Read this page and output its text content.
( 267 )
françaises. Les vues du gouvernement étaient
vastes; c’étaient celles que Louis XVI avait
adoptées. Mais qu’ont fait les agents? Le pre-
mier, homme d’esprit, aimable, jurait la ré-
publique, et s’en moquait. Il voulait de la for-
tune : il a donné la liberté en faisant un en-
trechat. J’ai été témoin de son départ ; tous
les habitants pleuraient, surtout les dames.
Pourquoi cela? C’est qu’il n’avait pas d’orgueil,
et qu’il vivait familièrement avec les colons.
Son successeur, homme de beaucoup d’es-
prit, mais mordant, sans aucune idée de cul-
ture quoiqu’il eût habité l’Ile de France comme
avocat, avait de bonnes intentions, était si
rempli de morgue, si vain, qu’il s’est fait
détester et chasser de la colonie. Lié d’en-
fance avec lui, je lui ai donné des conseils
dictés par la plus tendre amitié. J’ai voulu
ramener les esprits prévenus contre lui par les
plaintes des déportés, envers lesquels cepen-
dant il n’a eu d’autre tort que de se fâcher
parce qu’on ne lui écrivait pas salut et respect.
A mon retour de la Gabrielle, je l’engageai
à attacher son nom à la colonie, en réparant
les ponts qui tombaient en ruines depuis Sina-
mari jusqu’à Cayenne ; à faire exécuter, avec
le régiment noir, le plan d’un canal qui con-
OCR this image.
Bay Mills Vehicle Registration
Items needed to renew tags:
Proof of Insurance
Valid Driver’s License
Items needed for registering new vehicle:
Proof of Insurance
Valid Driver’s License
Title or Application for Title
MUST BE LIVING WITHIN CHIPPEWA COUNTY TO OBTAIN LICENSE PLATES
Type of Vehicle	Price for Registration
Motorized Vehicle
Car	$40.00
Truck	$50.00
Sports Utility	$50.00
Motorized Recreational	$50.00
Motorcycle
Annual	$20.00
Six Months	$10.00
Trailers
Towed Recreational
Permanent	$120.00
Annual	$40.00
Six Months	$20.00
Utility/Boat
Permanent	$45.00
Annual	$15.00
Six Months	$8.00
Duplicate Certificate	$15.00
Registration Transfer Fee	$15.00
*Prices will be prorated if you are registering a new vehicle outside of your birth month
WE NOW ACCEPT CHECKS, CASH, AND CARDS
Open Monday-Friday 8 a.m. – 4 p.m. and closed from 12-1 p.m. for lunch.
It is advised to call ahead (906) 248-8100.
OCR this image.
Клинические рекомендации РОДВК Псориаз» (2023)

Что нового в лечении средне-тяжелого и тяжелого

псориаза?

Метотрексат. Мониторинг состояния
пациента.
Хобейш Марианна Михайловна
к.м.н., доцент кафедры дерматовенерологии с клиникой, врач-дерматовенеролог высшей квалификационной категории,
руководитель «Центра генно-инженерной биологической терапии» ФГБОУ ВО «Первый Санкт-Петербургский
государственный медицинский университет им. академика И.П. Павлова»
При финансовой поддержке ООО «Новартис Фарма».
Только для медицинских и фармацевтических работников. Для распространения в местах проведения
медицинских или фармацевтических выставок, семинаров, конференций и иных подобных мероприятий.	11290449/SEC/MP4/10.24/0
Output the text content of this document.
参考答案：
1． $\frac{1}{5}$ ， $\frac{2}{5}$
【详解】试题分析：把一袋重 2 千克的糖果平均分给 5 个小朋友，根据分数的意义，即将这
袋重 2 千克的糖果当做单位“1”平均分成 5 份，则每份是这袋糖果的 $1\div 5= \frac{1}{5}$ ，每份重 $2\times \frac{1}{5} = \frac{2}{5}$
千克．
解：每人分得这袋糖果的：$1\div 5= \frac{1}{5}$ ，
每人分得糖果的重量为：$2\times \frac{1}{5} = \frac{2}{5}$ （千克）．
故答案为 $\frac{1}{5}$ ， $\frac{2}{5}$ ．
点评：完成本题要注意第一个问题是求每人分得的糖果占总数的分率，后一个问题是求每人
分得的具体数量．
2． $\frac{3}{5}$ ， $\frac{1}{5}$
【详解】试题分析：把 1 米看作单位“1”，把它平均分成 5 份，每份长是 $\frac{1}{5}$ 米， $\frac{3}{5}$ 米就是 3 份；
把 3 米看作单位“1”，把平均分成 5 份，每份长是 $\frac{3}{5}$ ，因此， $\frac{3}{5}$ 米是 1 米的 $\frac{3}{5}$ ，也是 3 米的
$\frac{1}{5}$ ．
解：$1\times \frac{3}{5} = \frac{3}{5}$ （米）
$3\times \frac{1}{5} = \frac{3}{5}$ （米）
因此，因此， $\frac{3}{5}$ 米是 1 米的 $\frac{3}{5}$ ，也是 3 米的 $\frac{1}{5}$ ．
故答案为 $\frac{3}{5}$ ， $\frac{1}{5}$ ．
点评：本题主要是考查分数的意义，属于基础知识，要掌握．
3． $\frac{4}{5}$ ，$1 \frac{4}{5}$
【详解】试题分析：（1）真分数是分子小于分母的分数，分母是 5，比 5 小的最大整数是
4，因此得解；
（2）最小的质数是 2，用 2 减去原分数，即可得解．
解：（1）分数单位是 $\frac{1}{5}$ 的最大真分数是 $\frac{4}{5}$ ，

* WHAT THE TASK ASKS
Say how many lines of the data include the string "homme". Nothing other than the number should be given.

* SOLVED EXERCISE
2